- **CHALLENGE**
Check every line of the material below for the string "Субвенция", and return the ones that have it.

- **RECORDS**
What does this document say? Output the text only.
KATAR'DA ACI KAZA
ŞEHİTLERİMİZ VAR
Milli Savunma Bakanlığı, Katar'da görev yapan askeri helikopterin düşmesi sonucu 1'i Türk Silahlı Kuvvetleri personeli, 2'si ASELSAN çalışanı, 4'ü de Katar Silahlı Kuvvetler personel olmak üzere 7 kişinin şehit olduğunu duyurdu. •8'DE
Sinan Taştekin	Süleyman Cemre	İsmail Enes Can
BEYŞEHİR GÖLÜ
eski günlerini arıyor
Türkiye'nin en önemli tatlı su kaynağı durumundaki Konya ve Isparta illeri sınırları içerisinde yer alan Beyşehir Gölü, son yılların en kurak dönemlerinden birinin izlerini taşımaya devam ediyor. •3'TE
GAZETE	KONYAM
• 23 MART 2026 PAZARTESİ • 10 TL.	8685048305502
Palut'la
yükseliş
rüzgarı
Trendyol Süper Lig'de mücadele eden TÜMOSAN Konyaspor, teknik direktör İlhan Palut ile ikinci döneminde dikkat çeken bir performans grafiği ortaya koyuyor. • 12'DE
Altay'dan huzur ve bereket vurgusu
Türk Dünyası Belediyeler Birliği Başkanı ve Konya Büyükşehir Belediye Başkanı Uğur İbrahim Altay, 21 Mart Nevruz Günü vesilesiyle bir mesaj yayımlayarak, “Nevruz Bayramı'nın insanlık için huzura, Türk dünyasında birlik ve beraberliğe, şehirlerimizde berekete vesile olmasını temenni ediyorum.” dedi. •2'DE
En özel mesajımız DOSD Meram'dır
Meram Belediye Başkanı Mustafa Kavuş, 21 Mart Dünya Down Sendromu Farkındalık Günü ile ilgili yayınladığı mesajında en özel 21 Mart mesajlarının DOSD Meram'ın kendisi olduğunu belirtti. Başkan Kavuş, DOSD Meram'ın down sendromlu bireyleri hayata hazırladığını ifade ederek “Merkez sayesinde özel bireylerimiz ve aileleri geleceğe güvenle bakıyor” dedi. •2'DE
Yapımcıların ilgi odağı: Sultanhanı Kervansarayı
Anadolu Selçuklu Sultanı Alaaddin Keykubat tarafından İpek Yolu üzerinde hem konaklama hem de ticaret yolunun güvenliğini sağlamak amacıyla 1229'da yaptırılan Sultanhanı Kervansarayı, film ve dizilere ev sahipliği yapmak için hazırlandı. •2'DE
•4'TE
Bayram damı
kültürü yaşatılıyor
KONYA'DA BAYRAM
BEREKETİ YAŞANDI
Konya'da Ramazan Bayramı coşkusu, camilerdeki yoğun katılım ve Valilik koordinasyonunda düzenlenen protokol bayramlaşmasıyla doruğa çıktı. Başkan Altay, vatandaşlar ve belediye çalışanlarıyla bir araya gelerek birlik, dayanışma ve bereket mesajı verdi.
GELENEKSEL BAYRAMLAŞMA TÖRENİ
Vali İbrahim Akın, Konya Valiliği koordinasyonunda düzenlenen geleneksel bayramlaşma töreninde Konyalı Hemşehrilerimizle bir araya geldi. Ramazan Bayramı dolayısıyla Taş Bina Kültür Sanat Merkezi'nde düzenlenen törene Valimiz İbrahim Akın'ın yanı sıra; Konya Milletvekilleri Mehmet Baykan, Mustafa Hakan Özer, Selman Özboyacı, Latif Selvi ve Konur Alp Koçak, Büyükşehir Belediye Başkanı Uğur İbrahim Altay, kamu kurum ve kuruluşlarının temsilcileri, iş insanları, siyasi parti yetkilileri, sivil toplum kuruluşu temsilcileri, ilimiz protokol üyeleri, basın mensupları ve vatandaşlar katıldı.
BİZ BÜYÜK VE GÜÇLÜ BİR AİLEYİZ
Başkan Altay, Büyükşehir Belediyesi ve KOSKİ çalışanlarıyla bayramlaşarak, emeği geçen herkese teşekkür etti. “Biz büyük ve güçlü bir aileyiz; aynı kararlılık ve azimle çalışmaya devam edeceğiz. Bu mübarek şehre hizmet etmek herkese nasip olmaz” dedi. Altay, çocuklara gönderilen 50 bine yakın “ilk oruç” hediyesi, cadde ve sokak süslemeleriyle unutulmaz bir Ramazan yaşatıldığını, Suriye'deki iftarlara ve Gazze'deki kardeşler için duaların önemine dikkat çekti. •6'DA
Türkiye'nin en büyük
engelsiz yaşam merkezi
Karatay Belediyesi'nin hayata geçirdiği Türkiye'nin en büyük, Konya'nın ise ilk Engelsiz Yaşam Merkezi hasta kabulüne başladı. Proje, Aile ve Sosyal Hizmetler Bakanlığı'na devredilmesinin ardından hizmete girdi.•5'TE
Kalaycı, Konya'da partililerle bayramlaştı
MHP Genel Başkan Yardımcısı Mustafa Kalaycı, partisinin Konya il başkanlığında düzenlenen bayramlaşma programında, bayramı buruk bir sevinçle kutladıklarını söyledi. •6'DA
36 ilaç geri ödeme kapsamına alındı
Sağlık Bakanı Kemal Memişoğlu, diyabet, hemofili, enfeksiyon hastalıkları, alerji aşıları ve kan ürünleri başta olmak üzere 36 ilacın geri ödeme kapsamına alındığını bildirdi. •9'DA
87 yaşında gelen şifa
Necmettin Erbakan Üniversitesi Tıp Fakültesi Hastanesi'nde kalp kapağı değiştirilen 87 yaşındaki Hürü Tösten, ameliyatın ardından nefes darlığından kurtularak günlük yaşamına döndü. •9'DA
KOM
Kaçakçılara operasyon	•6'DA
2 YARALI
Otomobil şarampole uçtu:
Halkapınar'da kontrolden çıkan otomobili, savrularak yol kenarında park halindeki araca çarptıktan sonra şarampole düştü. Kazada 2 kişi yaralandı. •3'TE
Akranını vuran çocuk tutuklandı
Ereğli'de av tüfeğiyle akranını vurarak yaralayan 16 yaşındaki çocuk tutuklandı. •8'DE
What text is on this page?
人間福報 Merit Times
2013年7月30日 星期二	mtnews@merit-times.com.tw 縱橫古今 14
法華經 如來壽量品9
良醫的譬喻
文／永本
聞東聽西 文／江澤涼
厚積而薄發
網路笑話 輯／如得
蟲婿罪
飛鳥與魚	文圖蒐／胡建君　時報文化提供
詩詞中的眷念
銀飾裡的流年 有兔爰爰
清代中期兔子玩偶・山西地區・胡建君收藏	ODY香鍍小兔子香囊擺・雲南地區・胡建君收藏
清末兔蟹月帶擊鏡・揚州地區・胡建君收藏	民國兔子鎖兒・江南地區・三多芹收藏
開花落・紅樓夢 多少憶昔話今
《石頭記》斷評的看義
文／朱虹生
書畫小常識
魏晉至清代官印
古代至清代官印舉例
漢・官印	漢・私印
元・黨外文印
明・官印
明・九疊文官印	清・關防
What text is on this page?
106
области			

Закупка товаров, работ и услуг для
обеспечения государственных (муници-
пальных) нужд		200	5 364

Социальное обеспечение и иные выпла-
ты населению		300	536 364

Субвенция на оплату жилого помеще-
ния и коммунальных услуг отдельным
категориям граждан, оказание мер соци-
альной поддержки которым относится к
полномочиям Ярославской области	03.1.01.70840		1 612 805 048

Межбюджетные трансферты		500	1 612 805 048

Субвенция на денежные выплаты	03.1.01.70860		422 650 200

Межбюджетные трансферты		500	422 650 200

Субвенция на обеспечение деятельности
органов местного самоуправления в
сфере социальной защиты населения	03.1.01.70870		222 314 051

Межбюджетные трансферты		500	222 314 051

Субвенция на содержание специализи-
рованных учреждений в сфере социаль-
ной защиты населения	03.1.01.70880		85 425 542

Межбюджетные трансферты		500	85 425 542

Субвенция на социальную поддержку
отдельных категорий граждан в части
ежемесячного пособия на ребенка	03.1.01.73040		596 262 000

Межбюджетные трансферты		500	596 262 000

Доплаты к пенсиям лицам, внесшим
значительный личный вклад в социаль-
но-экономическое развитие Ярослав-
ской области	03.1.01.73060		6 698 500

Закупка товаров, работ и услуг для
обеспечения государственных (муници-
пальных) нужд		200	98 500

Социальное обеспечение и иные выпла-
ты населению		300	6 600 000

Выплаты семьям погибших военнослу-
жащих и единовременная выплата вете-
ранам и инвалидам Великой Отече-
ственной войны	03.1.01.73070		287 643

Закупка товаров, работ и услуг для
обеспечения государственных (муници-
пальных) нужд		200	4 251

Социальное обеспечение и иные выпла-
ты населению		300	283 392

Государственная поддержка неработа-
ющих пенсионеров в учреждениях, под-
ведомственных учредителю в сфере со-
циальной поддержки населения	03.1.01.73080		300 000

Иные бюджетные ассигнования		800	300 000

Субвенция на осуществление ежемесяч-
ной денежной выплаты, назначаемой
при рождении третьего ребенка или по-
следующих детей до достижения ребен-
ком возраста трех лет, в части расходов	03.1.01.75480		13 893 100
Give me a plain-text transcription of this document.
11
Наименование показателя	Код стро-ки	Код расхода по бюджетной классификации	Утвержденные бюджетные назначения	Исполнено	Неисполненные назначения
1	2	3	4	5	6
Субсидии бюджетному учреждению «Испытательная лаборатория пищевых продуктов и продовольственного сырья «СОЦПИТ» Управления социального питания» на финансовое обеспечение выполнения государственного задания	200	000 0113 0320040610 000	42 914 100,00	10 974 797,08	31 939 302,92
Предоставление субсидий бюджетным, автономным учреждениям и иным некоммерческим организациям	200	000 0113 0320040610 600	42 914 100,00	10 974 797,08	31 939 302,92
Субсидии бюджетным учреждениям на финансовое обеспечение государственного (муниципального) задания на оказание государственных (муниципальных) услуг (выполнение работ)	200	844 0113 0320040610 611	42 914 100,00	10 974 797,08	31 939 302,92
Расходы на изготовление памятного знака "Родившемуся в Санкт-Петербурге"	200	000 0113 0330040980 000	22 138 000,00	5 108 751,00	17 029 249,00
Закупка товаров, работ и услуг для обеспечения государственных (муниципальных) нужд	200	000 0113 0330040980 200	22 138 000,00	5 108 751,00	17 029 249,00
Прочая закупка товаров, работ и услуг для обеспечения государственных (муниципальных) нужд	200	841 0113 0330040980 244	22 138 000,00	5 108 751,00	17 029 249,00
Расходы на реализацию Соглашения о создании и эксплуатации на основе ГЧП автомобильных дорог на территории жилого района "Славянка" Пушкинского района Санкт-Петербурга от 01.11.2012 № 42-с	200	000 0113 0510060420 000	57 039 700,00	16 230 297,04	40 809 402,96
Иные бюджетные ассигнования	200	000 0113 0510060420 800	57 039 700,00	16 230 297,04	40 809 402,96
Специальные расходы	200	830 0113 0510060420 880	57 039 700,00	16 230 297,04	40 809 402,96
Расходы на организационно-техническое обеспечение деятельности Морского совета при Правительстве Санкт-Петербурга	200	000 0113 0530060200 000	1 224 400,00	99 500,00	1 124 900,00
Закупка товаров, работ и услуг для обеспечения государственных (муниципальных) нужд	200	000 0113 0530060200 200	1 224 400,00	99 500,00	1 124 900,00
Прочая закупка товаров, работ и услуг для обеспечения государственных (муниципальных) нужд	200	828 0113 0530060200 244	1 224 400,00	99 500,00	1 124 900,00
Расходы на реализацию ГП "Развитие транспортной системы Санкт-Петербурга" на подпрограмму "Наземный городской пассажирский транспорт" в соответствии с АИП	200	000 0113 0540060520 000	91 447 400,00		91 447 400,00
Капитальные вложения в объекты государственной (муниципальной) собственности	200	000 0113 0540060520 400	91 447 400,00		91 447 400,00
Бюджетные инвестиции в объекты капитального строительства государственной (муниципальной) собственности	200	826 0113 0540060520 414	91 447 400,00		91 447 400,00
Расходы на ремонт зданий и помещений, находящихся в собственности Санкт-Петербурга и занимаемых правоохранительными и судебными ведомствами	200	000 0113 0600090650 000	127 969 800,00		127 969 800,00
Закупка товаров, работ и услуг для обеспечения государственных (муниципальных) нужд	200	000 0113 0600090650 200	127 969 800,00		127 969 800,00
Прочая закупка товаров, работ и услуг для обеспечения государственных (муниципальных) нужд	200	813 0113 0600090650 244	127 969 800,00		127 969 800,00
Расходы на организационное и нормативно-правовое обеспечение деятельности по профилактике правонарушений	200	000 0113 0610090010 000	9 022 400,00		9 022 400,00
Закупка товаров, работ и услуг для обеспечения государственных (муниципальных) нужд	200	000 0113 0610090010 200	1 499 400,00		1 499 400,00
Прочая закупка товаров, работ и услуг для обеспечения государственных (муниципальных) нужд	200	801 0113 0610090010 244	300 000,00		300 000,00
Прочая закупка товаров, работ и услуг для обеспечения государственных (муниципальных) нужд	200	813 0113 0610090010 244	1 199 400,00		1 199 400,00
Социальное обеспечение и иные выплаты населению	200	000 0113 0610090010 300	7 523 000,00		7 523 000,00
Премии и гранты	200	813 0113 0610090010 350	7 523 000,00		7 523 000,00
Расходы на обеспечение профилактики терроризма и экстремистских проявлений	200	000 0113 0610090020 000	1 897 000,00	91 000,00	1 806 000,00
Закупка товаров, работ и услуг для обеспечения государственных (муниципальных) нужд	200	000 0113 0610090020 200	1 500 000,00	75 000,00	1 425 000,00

- **CORRECT RESULT**
Субвенция на оплату жилого помеще-
Субвенция на денежные выплаты	03.1.01.70860		422 650 200
Субвенция на обеспечение деятельности
Субвенция на содержание специализи-
Субвенция на социальную поддержку
Субвенция на осуществление ежемесяч-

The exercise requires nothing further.